BEGIN

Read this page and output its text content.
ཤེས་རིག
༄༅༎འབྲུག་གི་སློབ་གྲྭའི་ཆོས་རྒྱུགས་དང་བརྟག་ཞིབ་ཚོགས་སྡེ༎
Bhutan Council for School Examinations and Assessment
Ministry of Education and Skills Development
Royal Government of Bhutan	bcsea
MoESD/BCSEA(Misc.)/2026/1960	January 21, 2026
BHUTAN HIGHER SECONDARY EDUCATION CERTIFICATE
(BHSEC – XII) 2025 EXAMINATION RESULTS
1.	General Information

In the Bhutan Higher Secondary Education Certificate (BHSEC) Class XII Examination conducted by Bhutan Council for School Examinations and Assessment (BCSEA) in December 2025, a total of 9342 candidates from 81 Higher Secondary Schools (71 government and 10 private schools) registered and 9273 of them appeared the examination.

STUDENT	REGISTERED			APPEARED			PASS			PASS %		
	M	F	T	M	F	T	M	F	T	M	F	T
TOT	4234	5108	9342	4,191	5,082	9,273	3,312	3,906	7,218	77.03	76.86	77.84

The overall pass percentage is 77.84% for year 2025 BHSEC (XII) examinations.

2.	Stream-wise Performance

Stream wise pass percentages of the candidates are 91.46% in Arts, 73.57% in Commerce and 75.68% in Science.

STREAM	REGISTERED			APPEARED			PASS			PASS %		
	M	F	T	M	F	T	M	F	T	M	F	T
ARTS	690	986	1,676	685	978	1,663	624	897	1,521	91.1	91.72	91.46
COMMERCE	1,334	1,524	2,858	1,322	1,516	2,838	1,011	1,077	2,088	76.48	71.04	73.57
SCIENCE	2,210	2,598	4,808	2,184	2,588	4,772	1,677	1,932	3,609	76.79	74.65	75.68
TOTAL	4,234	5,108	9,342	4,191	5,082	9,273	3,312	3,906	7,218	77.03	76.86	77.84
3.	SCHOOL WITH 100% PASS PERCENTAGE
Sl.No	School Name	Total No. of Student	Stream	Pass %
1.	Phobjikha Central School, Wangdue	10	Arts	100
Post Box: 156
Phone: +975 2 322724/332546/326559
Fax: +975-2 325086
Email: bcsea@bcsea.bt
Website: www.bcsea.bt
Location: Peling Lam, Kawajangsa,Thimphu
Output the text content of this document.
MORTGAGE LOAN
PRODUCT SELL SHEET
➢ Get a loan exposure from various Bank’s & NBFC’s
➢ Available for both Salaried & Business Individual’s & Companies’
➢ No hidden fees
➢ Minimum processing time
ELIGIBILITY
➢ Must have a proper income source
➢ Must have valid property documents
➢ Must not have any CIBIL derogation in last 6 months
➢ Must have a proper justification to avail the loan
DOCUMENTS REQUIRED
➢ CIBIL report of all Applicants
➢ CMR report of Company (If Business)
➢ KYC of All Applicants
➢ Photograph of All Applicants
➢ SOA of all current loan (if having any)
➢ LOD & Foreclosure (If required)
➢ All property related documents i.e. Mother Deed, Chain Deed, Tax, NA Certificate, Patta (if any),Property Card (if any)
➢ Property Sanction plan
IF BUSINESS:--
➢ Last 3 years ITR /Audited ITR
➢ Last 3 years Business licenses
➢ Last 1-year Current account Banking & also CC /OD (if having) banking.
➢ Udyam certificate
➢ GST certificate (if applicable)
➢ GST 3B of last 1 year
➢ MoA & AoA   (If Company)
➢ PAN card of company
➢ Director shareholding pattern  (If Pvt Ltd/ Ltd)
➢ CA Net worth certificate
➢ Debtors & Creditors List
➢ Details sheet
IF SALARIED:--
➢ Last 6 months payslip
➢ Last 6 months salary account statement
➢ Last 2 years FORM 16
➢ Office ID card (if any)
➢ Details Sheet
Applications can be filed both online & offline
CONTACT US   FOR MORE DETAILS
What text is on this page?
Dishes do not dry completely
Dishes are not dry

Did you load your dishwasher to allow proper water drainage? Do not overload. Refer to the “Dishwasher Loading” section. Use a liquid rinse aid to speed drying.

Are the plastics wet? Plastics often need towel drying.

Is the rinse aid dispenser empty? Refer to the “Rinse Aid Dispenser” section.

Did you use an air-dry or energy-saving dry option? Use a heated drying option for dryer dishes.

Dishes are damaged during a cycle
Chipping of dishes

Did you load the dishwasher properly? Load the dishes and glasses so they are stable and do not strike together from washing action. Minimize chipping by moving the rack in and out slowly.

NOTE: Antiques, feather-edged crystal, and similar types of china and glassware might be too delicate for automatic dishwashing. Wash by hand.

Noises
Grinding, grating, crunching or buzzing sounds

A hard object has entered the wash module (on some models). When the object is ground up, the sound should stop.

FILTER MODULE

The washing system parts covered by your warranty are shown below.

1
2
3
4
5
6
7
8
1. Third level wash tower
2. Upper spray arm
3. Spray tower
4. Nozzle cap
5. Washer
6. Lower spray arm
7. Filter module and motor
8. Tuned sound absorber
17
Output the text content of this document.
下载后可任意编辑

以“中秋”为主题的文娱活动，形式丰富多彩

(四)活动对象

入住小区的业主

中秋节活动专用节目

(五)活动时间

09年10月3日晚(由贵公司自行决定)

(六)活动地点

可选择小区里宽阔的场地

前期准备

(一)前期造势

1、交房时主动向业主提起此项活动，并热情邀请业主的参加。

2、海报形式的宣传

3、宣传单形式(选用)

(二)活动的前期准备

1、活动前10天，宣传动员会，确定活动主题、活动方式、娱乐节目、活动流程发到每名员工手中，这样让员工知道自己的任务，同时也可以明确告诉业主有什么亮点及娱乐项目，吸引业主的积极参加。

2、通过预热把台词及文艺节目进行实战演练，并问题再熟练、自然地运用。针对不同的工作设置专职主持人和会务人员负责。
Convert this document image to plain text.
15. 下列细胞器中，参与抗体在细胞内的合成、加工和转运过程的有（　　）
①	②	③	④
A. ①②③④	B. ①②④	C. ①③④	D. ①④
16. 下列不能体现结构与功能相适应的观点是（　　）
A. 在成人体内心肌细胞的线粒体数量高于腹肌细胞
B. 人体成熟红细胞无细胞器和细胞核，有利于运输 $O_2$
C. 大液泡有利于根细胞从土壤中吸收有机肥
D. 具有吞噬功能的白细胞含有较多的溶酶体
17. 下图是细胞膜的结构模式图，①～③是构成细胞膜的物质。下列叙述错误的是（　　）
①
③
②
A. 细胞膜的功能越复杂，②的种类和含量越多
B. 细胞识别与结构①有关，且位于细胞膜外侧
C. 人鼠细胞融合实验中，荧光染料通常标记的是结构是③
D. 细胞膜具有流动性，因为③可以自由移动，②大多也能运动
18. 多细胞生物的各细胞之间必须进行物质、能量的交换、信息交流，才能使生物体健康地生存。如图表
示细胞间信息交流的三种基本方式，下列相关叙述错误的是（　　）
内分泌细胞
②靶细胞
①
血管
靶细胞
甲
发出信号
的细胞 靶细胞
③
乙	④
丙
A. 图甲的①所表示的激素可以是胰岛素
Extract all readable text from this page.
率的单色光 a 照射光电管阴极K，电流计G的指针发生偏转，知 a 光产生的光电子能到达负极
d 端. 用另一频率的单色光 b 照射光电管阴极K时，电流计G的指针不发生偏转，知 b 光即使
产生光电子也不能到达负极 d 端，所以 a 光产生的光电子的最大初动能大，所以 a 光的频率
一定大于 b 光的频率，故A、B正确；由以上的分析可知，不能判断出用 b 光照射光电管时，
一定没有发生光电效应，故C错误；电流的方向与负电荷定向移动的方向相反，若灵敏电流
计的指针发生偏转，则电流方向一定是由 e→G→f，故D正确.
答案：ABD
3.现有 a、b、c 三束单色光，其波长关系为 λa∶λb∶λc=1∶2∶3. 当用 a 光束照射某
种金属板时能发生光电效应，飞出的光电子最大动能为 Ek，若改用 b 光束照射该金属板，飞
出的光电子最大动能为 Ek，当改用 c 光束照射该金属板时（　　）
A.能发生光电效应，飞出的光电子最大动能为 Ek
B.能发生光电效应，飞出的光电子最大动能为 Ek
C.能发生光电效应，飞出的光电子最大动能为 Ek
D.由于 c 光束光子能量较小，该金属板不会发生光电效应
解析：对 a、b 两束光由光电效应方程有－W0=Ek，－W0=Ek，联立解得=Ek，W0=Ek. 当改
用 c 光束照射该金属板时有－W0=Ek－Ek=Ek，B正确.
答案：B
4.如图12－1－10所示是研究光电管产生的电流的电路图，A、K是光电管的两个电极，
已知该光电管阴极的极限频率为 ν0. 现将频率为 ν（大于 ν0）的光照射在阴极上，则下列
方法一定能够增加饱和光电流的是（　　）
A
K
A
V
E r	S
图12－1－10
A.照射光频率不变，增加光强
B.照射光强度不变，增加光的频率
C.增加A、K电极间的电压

END

EXERCISE TASK. Using the material above, work out how many lines contain the string "both". Give that number alone.

OUTPUT OF THE TASK. 2